Here are some records; copy every line that holds the word "frac".

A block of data
* start *

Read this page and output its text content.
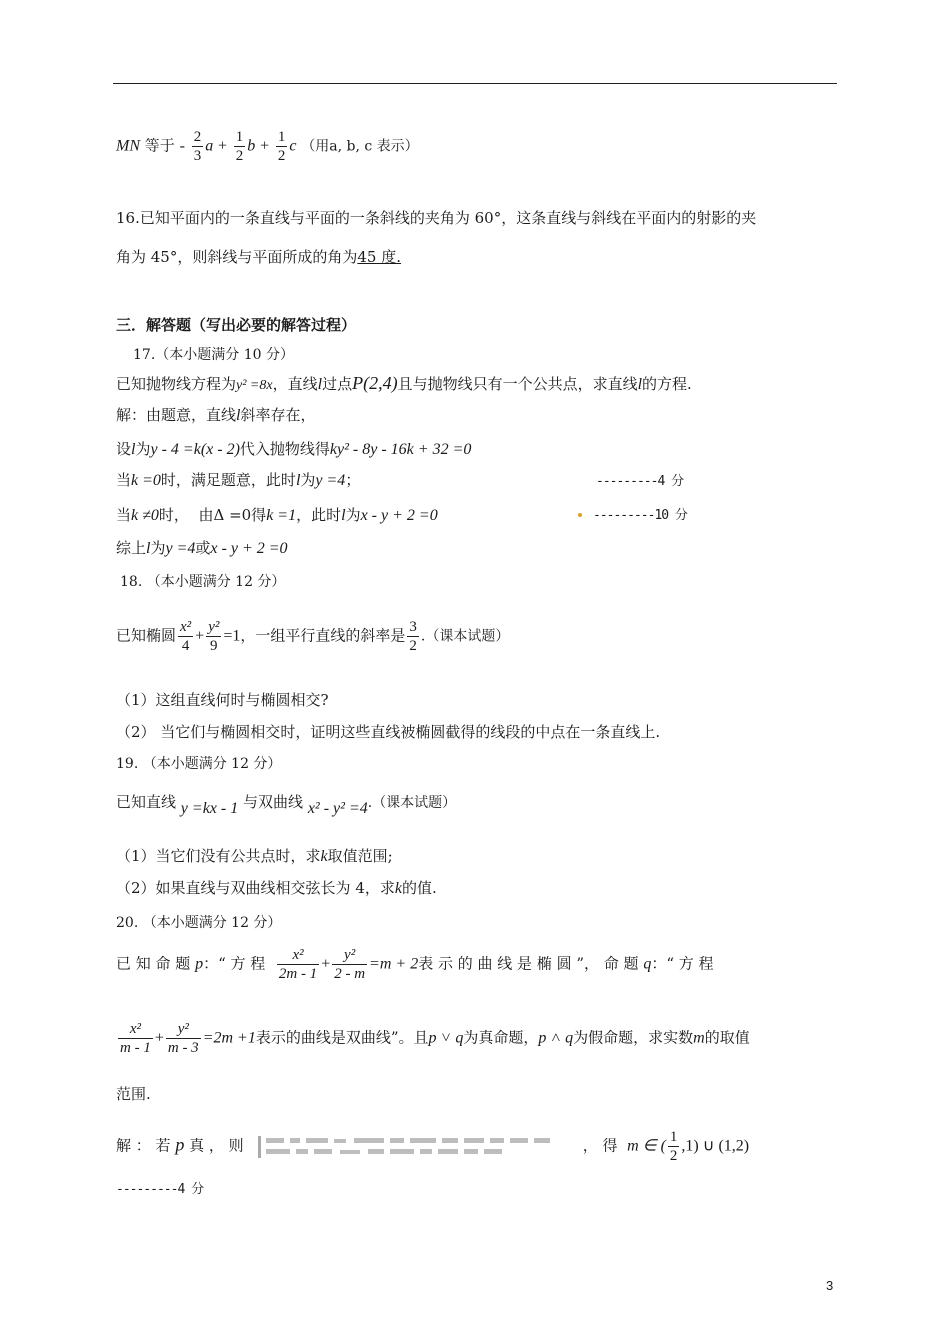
MN 等于 - $\frac{2}{3}$ $a + \frac{1}{2}$ $b + \frac{1}{2}$ c （用a, b, c 表示）
16.已知平面内的一条直线与平面的一条斜线的夹角为 60°，这条直线与斜线在平面内的射影的夹
角为 45°，则斜线与平面所成的角为45 度.
三．解答题（写出必要的解答过程）
17.（本小题满分 10 分）
已知抛物线方程为y² =8x，直线l过点P(2,4)且与抛物线只有一个公共点，求直线l的方程.
解：由题意，直线l斜率存在，
设l为y - 4 =k(x - 2)代入抛物线得ky² - 8y - 16k + 32 =0
当k =0时，满足题意，此时l为y =4；	---------4 分
当k ≠0时， 由Δ =0得k =1，此时l为x - y + 2 =0	---------10 分
综上l为y =4或x - y + 2 =0
18. （本小题满分 12 分）
已知椭圆 $\frac{\text{x²}}{4} + \frac{\text{y²}}{9} =1$，一组平行直线的斜率是 $\frac{3}{2}$ .（课本试题）
（1）这组直线何时与椭圆相交?
（2） 当它们与椭圆相交时，证明这些直线被椭圆截得的线段的中点在一条直线上.
19. （本小题满分 12 分）
已知直线 y =kx - 1 与双曲线 x² - y² =4.（课本试题）
（1）当它们没有公共点时，求k取值范围;
（2）如果直线与双曲线相交弦长为 4，求k的值.
20. （本小题满分 12 分）
已 知 命 题 p：“ 方 程 $\frac{\text{x²}}{2m - 1} + \frac{\text{y²}}{2 - m} =m + 2$表 示 的 曲 线 是 椭 圆 ”， 命 题 q：“ 方 程
$\frac{\text{x²}}{m - 1} + \frac{\text{y²}}{m - 3} =2m +1$表示的曲线是双曲线”。且p ˅ q为真命题，p ˄ q为假命题，求实数m的取值
范围.
解 ： 若 p 真 ， 则	， 得 m ∈ ( $\frac{1}{2} ,1$) ∪ (1,2)
---------4 分
3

* end *

→ Finished answer:
MN 等于 - $\frac{2}{3}$ $a + \frac{1}{2}$ $b + \frac{1}{2}$ c （用a, b, c 表示）
已知椭圆 $\frac{\text{x²}}{4} + \frac{\text{y²}}{9} =1$，一组平行直线的斜率是 $\frac{3}{2}$ .（课本试题）
已 知 命 题 p：“ 方 程 $\frac{\text{x²}}{2m - 1} + \frac{\text{y²}}{2 - m} =m + 2$表 示 的 曲 线 是 椭 圆 ”， 命 题 q：“ 方 程
$\frac{\text{x²}}{m - 1} + \frac{\text{y²}}{m - 3} =2m +1$表示的曲线是双曲线”。且p ˅ q为真命题，p ˄ q为假命题，求实数m的取值
解 ： 若 p 真 ， 则	， 得 m ∈ ( $\frac{1}{2} ,1$) ∪ (1,2)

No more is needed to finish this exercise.